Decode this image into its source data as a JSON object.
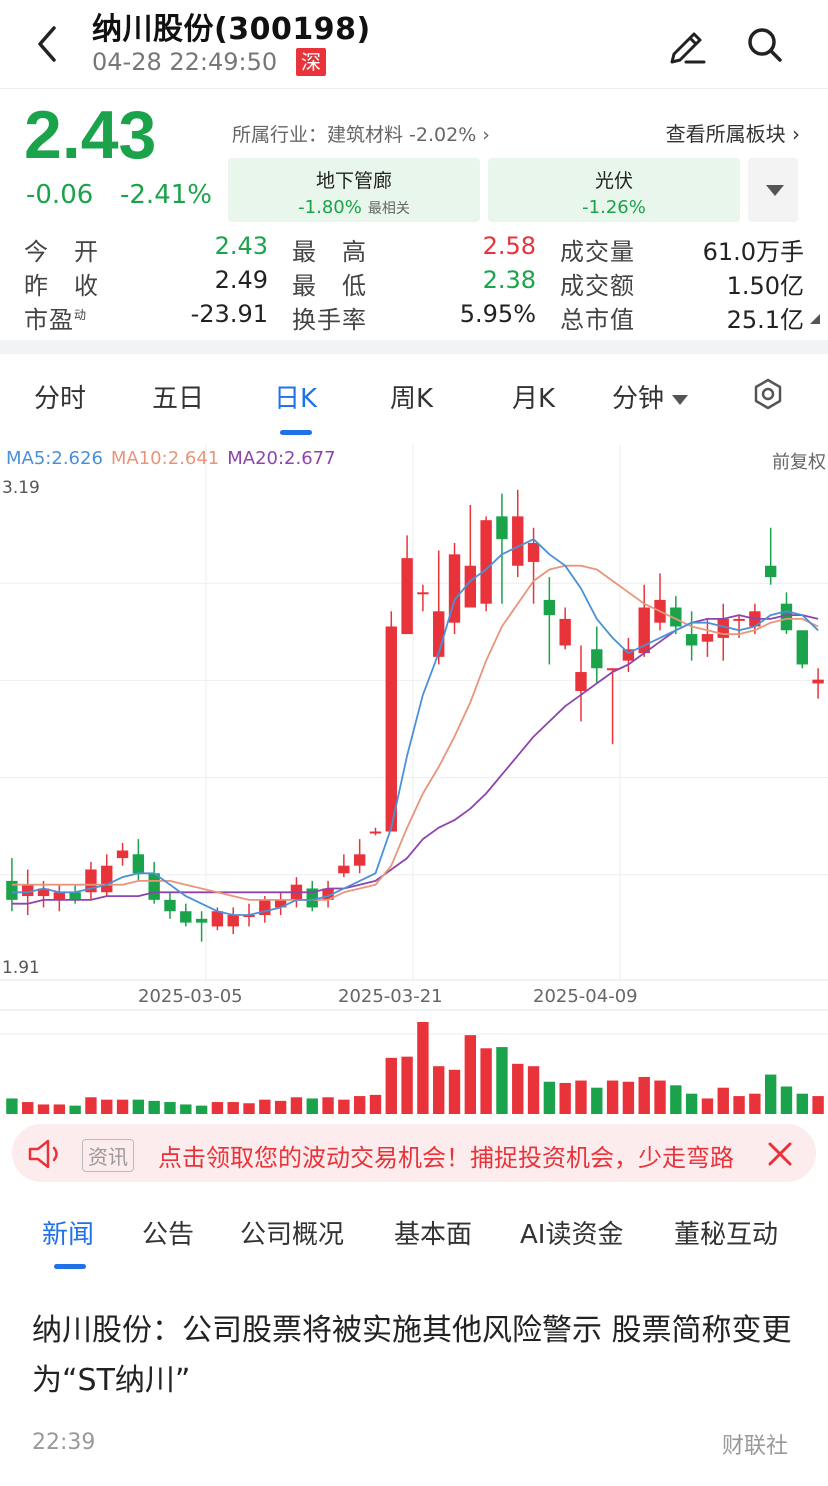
{
  "header": {
    "title": "纳川股份(300198)",
    "datetime": "04-28 22:49:50",
    "exchange_badge": "深"
  },
  "quote": {
    "price": "2.43",
    "change": "-0.06",
    "change_pct": "-2.41%",
    "industry_text": "所属行业：建筑材料 -2.02% ›",
    "sector_link": "查看所属板块 ›",
    "sectors": [
      {
        "name": "地下管廊",
        "pct": "-1.80%",
        "tag": "最相关"
      },
      {
        "name": "光伏",
        "pct": "-1.26%",
        "tag": ""
      }
    ],
    "stats": [
      {
        "label": "今　开",
        "value": "2.43",
        "color": "green"
      },
      {
        "label": "最　高",
        "value": "2.58",
        "color": "red"
      },
      {
        "label": "成交量",
        "value": "61.0万手",
        "color": "dark"
      },
      {
        "label": "昨　收",
        "value": "2.49",
        "color": "dark"
      },
      {
        "label": "最　低",
        "value": "2.38",
        "color": "green"
      },
      {
        "label": "成交额",
        "value": "1.50亿",
        "color": "dark"
      },
      {
        "label": "市盈",
        "label_sup": "动",
        "value": "-23.91",
        "color": "dark"
      },
      {
        "label": "换手率",
        "value": "5.95%",
        "color": "dark"
      },
      {
        "label": "总市值",
        "value": "25.1亿",
        "color": "dark"
      }
    ]
  },
  "tabs": {
    "items": [
      "分时",
      "五日",
      "日K",
      "周K",
      "月K",
      "分钟"
    ],
    "active": "日K"
  },
  "chart": {
    "ma5": "MA5:2.626",
    "ma10": "MA10:2.641",
    "ma20": "MA20:2.677",
    "adjust": "前复权",
    "ymax_label": "3.19",
    "ymin_label": "1.91",
    "date_labels": [
      "2025-03-05",
      "2025-03-21",
      "2025-04-09"
    ]
  },
  "chart_data": {
    "type": "candlestick",
    "ylim": [
      1.91,
      3.19
    ],
    "colors": {
      "up": "#e8333a",
      "down": "#1aa34a",
      "ma5": "#4a90d9",
      "ma10": "#e8957a",
      "ma20": "#8e44ad"
    },
    "candles": [
      {
        "o": 2.15,
        "h": 2.21,
        "l": 2.07,
        "c": 2.1,
        "v": 13
      },
      {
        "o": 2.11,
        "h": 2.18,
        "l": 2.06,
        "c": 2.14,
        "v": 10
      },
      {
        "o": 2.11,
        "h": 2.15,
        "l": 2.08,
        "c": 2.13,
        "v": 8
      },
      {
        "o": 2.1,
        "h": 2.14,
        "l": 2.07,
        "c": 2.12,
        "v": 8
      },
      {
        "o": 2.12,
        "h": 2.14,
        "l": 2.09,
        "c": 2.1,
        "v": 7
      },
      {
        "o": 2.12,
        "h": 2.2,
        "l": 2.1,
        "c": 2.18,
        "v": 14
      },
      {
        "o": 2.12,
        "h": 2.22,
        "l": 2.11,
        "c": 2.19,
        "v": 12
      },
      {
        "o": 2.21,
        "h": 2.25,
        "l": 2.19,
        "c": 2.23,
        "v": 12
      },
      {
        "o": 2.22,
        "h": 2.26,
        "l": 2.15,
        "c": 2.17,
        "v": 12
      },
      {
        "o": 2.17,
        "h": 2.2,
        "l": 2.09,
        "c": 2.1,
        "v": 11
      },
      {
        "o": 2.1,
        "h": 2.12,
        "l": 2.05,
        "c": 2.07,
        "v": 10
      },
      {
        "o": 2.07,
        "h": 2.09,
        "l": 2.03,
        "c": 2.04,
        "v": 8
      },
      {
        "o": 2.05,
        "h": 2.07,
        "l": 1.99,
        "c": 2.04,
        "v": 7
      },
      {
        "o": 2.03,
        "h": 2.08,
        "l": 2.02,
        "c": 2.07,
        "v": 10
      },
      {
        "o": 2.03,
        "h": 2.08,
        "l": 2.01,
        "c": 2.06,
        "v": 10
      },
      {
        "o": 2.06,
        "h": 2.09,
        "l": 2.03,
        "c": 2.06,
        "v": 9
      },
      {
        "o": 2.06,
        "h": 2.11,
        "l": 2.04,
        "c": 2.1,
        "v": 12
      },
      {
        "o": 2.08,
        "h": 2.12,
        "l": 2.06,
        "c": 2.1,
        "v": 11
      },
      {
        "o": 2.1,
        "h": 2.16,
        "l": 2.08,
        "c": 2.14,
        "v": 14
      },
      {
        "o": 2.13,
        "h": 2.15,
        "l": 2.07,
        "c": 2.08,
        "v": 13
      },
      {
        "o": 2.1,
        "h": 2.15,
        "l": 2.08,
        "c": 2.13,
        "v": 14
      },
      {
        "o": 2.17,
        "h": 2.22,
        "l": 2.16,
        "c": 2.19,
        "v": 12
      },
      {
        "o": 2.19,
        "h": 2.26,
        "l": 2.17,
        "c": 2.22,
        "v": 15
      },
      {
        "o": 2.28,
        "h": 2.29,
        "l": 2.27,
        "c": 2.28,
        "v": 16
      },
      {
        "o": 2.28,
        "h": 2.86,
        "l": 2.28,
        "c": 2.82,
        "v": 47
      },
      {
        "o": 2.8,
        "h": 3.06,
        "l": 2.8,
        "c": 3.0,
        "v": 48
      },
      {
        "o": 2.91,
        "h": 2.93,
        "l": 2.86,
        "c": 2.91,
        "v": 77
      },
      {
        "o": 2.74,
        "h": 3.02,
        "l": 2.72,
        "c": 2.86,
        "v": 40
      },
      {
        "o": 2.83,
        "h": 3.04,
        "l": 2.8,
        "c": 3.01,
        "v": 37
      },
      {
        "o": 2.87,
        "h": 3.14,
        "l": 2.87,
        "c": 2.98,
        "v": 66
      },
      {
        "o": 2.88,
        "h": 3.11,
        "l": 2.86,
        "c": 3.1,
        "v": 55
      },
      {
        "o": 3.11,
        "h": 3.17,
        "l": 2.88,
        "c": 3.05,
        "v": 56
      },
      {
        "o": 2.98,
        "h": 3.18,
        "l": 2.95,
        "c": 3.11,
        "v": 42
      },
      {
        "o": 2.99,
        "h": 3.08,
        "l": 2.88,
        "c": 3.04,
        "v": 40
      },
      {
        "o": 2.89,
        "h": 2.95,
        "l": 2.72,
        "c": 2.85,
        "v": 27
      },
      {
        "o": 2.77,
        "h": 2.87,
        "l": 2.76,
        "c": 2.84,
        "v": 26
      },
      {
        "o": 2.65,
        "h": 2.77,
        "l": 2.57,
        "c": 2.7,
        "v": 28
      },
      {
        "o": 2.76,
        "h": 2.82,
        "l": 2.67,
        "c": 2.71,
        "v": 22
      },
      {
        "o": 2.71,
        "h": 2.71,
        "l": 2.51,
        "c": 2.71,
        "v": 28
      },
      {
        "o": 2.73,
        "h": 2.79,
        "l": 2.7,
        "c": 2.76,
        "v": 27
      },
      {
        "o": 2.75,
        "h": 2.93,
        "l": 2.74,
        "c": 2.87,
        "v": 31
      },
      {
        "o": 2.83,
        "h": 2.96,
        "l": 2.81,
        "c": 2.89,
        "v": 28
      },
      {
        "o": 2.87,
        "h": 2.9,
        "l": 2.8,
        "c": 2.82,
        "v": 24
      },
      {
        "o": 2.8,
        "h": 2.86,
        "l": 2.73,
        "c": 2.77,
        "v": 17
      },
      {
        "o": 2.78,
        "h": 2.84,
        "l": 2.74,
        "c": 2.8,
        "v": 13
      },
      {
        "o": 2.79,
        "h": 2.88,
        "l": 2.73,
        "c": 2.84,
        "v": 22
      },
      {
        "o": 2.84,
        "h": 2.85,
        "l": 2.79,
        "c": 2.84,
        "v": 15
      },
      {
        "o": 2.82,
        "h": 2.88,
        "l": 2.8,
        "c": 2.86,
        "v": 17
      },
      {
        "o": 2.98,
        "h": 3.08,
        "l": 2.93,
        "c": 2.95,
        "v": 33
      },
      {
        "o": 2.88,
        "h": 2.91,
        "l": 2.8,
        "c": 2.81,
        "v": 23
      },
      {
        "o": 2.81,
        "h": 2.81,
        "l": 2.71,
        "c": 2.72,
        "v": 17
      },
      {
        "o": 2.67,
        "h": 2.71,
        "l": 2.63,
        "c": 2.68,
        "v": 15
      }
    ],
    "ma5": [
      2.12,
      2.12,
      2.13,
      2.12,
      2.12,
      2.13,
      2.14,
      2.16,
      2.17,
      2.17,
      2.14,
      2.11,
      2.09,
      2.07,
      2.06,
      2.06,
      2.07,
      2.08,
      2.1,
      2.1,
      2.11,
      2.13,
      2.15,
      2.17,
      2.29,
      2.48,
      2.64,
      2.75,
      2.89,
      2.94,
      2.97,
      3.01,
      3.03,
      3.05,
      3.01,
      2.98,
      2.92,
      2.84,
      2.79,
      2.75,
      2.77,
      2.79,
      2.81,
      2.83,
      2.83,
      2.82,
      2.81,
      2.82,
      2.85,
      2.86,
      2.85,
      2.81
    ],
    "ma10": [
      2.14,
      2.14,
      2.14,
      2.14,
      2.14,
      2.14,
      2.14,
      2.14,
      2.15,
      2.15,
      2.15,
      2.14,
      2.13,
      2.12,
      2.11,
      2.1,
      2.1,
      2.1,
      2.1,
      2.1,
      2.1,
      2.12,
      2.13,
      2.14,
      2.19,
      2.29,
      2.38,
      2.45,
      2.53,
      2.62,
      2.73,
      2.82,
      2.88,
      2.94,
      2.97,
      2.98,
      2.98,
      2.97,
      2.94,
      2.91,
      2.88,
      2.86,
      2.84,
      2.82,
      2.81,
      2.8,
      2.8,
      2.81,
      2.83,
      2.84,
      2.84,
      2.82
    ],
    "ma20": [
      2.09,
      2.09,
      2.1,
      2.1,
      2.1,
      2.1,
      2.11,
      2.11,
      2.11,
      2.12,
      2.12,
      2.12,
      2.12,
      2.12,
      2.12,
      2.12,
      2.12,
      2.12,
      2.12,
      2.12,
      2.13,
      2.13,
      2.14,
      2.15,
      2.18,
      2.21,
      2.26,
      2.29,
      2.31,
      2.34,
      2.38,
      2.43,
      2.48,
      2.53,
      2.57,
      2.61,
      2.64,
      2.67,
      2.7,
      2.72,
      2.75,
      2.78,
      2.81,
      2.83,
      2.84,
      2.84,
      2.85,
      2.84,
      2.84,
      2.85,
      2.85,
      2.84
    ]
  },
  "promo": {
    "tag": "资讯",
    "text": "点击领取您的波动交易机会！捕捉投资机会，少走弯路"
  },
  "news_tabs": {
    "items": [
      "新闻",
      "公告",
      "公司概况",
      "基本面",
      "AI读资金",
      "董秘互动"
    ],
    "active": "新闻"
  },
  "news": [
    {
      "title": "纳川股份：公司股票将被实施其他风险警示 股票简称变更为“ST纳川”",
      "time": "22:39",
      "source": "财联社"
    }
  ]
}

■ Exercise task
Copy out every line from the records that has the word "纳川股份".

■ Correct output
    "title": "纳川股份(300198)",
      "title": "纳川股份：公司股票将被实施其他风险警示 股票简称变更为“ST纳川”",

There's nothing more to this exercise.